● WRITTEN EXERCISE: Reproduce the rows from the beginning through the line containing "164, 878, 189]", substituting "comment-cell" for every occurrence of "note-cell" and leaving everything else unchanged.

● DATA TO PROCESS:

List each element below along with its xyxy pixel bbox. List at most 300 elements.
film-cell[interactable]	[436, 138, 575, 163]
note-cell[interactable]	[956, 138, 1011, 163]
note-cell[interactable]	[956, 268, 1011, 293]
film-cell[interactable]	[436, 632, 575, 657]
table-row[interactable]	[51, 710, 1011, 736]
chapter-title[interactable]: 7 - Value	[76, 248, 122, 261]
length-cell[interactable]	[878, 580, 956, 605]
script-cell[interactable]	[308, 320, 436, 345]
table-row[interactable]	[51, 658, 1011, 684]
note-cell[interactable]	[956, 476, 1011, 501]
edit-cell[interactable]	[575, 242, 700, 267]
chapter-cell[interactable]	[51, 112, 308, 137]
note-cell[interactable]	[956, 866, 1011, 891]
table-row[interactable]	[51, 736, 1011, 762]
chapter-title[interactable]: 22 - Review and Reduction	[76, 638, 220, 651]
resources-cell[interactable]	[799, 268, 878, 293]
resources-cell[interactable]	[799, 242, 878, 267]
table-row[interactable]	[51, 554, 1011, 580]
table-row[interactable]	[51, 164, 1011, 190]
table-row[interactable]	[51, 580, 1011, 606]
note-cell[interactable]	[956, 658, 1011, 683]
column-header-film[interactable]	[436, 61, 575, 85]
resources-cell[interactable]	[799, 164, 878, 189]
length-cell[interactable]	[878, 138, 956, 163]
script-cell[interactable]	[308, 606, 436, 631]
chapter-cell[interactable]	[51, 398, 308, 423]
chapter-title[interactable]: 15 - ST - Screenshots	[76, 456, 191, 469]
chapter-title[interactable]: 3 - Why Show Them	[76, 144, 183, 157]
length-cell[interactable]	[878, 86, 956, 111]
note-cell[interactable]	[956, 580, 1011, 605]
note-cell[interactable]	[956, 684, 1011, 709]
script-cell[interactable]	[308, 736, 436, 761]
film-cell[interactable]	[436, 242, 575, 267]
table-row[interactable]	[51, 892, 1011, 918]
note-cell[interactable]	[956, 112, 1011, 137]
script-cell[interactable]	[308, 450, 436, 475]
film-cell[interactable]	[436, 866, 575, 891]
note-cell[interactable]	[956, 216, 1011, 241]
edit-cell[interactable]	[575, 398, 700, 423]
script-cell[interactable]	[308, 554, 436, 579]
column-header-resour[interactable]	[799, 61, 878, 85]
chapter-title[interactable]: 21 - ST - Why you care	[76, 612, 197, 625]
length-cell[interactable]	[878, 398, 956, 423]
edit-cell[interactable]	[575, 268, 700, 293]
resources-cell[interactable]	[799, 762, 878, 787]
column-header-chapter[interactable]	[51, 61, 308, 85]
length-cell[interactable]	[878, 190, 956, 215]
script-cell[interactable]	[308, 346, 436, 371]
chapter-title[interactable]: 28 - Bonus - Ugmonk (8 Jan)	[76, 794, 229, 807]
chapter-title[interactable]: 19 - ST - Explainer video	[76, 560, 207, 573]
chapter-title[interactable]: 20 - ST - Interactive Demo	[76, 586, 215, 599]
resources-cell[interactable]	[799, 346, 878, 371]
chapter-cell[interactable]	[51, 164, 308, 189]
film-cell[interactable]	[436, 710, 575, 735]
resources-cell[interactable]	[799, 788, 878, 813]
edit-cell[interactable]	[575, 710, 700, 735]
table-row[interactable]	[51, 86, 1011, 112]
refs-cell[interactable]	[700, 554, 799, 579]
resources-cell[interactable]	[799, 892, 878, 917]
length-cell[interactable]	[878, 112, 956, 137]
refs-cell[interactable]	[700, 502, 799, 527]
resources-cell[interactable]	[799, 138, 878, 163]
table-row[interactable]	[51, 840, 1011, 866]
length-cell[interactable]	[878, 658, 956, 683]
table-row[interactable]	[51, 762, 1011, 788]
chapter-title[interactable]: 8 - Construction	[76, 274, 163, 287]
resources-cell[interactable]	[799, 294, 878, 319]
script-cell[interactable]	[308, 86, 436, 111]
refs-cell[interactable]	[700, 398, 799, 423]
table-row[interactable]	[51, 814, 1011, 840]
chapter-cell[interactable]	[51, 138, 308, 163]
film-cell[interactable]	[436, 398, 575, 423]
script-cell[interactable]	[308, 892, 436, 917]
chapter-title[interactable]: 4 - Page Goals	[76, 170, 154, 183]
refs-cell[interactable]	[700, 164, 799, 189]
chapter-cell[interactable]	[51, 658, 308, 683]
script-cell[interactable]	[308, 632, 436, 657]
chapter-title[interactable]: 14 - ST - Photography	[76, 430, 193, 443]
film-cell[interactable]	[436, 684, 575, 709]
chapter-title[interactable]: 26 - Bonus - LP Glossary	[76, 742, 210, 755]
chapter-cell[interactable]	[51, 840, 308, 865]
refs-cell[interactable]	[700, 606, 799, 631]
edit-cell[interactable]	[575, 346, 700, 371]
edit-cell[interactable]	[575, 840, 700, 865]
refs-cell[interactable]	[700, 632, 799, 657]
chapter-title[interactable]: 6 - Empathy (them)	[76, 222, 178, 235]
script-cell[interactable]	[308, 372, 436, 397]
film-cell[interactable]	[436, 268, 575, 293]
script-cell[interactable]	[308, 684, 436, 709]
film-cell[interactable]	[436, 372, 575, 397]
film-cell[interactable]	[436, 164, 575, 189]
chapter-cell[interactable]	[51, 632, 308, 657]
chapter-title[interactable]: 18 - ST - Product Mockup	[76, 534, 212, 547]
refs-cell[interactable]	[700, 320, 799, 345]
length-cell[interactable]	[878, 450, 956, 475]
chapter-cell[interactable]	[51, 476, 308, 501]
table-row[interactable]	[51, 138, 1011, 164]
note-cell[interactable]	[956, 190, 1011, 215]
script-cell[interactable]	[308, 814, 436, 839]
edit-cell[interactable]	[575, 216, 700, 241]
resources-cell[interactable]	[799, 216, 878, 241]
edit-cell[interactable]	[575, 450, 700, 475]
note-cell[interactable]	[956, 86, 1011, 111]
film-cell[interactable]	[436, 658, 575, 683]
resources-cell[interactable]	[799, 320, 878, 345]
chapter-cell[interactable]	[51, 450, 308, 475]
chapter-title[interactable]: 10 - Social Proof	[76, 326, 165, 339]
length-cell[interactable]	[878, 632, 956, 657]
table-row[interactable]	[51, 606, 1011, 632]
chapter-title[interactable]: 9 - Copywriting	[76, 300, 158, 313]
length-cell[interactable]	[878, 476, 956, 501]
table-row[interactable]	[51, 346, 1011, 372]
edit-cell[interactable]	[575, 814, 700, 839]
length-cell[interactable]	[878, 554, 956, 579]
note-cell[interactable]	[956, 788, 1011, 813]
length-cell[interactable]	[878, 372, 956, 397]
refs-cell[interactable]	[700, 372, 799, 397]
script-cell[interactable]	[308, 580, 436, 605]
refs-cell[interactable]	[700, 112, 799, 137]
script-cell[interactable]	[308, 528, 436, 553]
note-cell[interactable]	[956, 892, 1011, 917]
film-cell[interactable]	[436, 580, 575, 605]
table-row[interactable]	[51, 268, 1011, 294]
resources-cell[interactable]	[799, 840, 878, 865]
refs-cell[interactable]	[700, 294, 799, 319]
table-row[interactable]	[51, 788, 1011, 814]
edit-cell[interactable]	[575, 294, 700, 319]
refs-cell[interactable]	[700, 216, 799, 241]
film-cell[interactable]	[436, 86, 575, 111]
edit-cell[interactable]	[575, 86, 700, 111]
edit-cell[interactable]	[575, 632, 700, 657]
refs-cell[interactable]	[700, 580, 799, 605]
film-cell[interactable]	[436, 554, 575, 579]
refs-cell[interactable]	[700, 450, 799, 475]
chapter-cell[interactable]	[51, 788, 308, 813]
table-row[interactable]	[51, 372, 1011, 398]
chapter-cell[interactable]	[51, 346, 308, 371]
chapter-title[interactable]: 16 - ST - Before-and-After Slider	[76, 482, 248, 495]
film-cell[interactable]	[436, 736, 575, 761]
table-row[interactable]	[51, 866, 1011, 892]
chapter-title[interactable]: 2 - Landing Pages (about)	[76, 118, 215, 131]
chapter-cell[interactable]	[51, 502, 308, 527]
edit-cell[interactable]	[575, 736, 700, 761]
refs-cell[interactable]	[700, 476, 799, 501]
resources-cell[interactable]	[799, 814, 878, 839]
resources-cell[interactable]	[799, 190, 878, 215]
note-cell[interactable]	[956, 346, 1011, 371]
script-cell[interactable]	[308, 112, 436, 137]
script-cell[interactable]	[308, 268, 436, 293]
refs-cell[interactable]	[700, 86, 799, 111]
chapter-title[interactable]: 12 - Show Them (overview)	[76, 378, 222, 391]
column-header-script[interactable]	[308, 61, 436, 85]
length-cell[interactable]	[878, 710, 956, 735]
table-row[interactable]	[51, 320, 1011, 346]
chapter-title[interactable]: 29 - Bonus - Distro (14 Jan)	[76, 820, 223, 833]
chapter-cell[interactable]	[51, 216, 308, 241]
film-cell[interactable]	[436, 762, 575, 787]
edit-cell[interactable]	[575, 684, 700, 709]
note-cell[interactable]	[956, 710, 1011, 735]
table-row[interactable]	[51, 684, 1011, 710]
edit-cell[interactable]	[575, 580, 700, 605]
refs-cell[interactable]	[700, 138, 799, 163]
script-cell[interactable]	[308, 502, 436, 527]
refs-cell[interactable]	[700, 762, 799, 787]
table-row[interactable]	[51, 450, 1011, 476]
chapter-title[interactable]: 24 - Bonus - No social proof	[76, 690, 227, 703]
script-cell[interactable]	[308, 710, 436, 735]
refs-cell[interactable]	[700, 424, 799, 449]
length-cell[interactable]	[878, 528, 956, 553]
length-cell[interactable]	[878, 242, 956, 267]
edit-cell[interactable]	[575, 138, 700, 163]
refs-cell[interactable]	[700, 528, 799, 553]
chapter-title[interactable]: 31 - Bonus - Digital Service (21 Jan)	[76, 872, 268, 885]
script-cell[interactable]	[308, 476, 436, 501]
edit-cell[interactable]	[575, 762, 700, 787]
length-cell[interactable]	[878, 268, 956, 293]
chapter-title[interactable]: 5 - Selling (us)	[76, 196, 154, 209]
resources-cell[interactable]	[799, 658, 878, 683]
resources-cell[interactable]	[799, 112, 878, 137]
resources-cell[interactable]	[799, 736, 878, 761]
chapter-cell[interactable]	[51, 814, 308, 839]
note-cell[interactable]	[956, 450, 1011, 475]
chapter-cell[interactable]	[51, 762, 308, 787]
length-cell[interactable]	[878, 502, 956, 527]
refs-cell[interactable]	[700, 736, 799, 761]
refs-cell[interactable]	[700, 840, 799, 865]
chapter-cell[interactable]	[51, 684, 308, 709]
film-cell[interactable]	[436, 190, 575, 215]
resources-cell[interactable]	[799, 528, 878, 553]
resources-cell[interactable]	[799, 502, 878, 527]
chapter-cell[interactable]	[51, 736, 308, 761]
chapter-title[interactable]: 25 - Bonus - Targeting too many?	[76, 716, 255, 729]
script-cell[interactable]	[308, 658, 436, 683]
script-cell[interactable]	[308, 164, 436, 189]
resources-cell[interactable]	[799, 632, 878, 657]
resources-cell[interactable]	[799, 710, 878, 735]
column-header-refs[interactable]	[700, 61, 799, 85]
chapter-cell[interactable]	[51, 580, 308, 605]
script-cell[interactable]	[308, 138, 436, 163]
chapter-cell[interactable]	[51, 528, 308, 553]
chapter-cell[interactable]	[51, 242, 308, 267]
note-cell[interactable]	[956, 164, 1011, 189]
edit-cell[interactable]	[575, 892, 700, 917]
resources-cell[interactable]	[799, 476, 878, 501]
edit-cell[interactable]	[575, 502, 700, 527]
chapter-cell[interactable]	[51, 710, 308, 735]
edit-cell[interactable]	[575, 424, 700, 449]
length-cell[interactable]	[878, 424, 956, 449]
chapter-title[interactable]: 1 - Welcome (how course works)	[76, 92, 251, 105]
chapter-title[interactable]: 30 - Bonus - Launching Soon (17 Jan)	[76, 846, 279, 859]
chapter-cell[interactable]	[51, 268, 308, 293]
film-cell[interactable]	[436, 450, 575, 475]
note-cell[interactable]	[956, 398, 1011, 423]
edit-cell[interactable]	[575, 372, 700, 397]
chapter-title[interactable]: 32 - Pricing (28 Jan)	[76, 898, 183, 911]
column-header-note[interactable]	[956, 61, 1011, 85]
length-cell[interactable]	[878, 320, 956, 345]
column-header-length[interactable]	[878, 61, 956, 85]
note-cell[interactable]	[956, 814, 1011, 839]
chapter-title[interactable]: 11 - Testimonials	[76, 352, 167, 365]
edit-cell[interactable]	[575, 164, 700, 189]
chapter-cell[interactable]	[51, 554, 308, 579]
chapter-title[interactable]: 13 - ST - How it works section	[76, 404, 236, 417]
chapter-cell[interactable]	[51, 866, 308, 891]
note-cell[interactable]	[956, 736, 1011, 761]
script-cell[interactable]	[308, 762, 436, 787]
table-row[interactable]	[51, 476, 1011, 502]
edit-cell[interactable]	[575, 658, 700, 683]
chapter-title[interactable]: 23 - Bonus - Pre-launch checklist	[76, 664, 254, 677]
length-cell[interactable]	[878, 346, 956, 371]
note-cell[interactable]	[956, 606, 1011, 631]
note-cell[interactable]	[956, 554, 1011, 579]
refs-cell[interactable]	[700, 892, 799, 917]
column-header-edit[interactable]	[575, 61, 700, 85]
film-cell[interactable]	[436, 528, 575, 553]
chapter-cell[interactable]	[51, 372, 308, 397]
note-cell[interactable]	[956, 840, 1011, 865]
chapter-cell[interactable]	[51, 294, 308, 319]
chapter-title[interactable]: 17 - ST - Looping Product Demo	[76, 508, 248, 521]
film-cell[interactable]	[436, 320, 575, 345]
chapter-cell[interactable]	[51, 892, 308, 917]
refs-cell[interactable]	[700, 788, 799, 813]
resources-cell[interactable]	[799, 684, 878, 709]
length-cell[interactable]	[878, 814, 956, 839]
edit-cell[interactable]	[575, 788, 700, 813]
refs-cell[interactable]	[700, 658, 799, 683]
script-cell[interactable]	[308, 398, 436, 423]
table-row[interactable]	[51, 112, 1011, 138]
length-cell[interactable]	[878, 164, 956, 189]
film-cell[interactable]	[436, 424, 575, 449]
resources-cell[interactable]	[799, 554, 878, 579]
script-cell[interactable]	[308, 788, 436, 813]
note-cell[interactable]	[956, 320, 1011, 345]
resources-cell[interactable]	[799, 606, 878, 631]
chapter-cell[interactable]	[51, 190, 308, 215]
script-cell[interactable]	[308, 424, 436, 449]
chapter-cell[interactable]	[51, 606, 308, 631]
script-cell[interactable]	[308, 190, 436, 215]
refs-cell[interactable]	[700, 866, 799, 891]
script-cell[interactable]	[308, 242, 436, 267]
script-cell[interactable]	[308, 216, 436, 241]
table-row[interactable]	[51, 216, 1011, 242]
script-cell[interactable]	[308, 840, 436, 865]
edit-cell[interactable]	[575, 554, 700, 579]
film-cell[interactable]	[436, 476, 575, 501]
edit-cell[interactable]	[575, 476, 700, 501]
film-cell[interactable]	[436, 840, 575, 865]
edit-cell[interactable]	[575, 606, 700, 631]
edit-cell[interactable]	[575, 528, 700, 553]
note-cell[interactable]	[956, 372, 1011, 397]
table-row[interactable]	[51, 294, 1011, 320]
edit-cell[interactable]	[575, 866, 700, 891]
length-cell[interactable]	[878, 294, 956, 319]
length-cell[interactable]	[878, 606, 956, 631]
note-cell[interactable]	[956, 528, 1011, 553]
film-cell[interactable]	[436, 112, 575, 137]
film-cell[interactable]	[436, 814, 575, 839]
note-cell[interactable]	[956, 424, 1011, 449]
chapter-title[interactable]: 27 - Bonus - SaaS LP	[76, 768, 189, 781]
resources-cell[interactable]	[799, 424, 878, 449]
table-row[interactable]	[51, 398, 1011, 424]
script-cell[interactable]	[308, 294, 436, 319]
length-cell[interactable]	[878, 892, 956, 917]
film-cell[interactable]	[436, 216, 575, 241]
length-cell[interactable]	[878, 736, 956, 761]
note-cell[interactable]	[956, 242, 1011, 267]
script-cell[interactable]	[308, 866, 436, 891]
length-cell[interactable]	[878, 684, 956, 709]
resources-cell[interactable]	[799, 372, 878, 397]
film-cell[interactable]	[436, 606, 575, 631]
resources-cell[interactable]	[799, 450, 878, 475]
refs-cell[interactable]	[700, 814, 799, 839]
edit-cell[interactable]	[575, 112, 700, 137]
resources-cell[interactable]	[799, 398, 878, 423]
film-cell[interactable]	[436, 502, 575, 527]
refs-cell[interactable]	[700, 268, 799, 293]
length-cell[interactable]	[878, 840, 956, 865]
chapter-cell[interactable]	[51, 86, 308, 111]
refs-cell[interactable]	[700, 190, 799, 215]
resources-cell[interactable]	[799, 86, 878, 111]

● RESPONSE TO THIS EXERCISE:
List each element below along with its xyxy pixel bbox. List at most 300 elements.
film-cell[interactable]	[436, 138, 575, 163]
comment-cell[interactable]	[956, 138, 1011, 163]
comment-cell[interactable]	[956, 268, 1011, 293]
film-cell[interactable]	[436, 632, 575, 657]
table-row[interactable]	[51, 710, 1011, 736]
chapter-title[interactable]: 7 - Value	[76, 248, 122, 261]
length-cell[interactable]	[878, 580, 956, 605]
script-cell[interactable]	[308, 320, 436, 345]
table-row[interactable]	[51, 658, 1011, 684]
comment-cell[interactable]	[956, 476, 1011, 501]
edit-cell[interactable]	[575, 242, 700, 267]
chapter-cell[interactable]	[51, 112, 308, 137]
comment-cell[interactable]	[956, 866, 1011, 891]
table-row[interactable]	[51, 736, 1011, 762]
chapter-title[interactable]: 22 - Review and Reduction	[76, 638, 220, 651]
resources-cell[interactable]	[799, 268, 878, 293]
resources-cell[interactable]	[799, 242, 878, 267]
table-row[interactable]	[51, 554, 1011, 580]
table-row[interactable]	[51, 164, 1011, 190]
table-row[interactable]	[51, 580, 1011, 606]
comment-cell[interactable]	[956, 658, 1011, 683]
column-header-film[interactable]	[436, 61, 575, 85]
resources-cell[interactable]	[799, 164, 878, 189]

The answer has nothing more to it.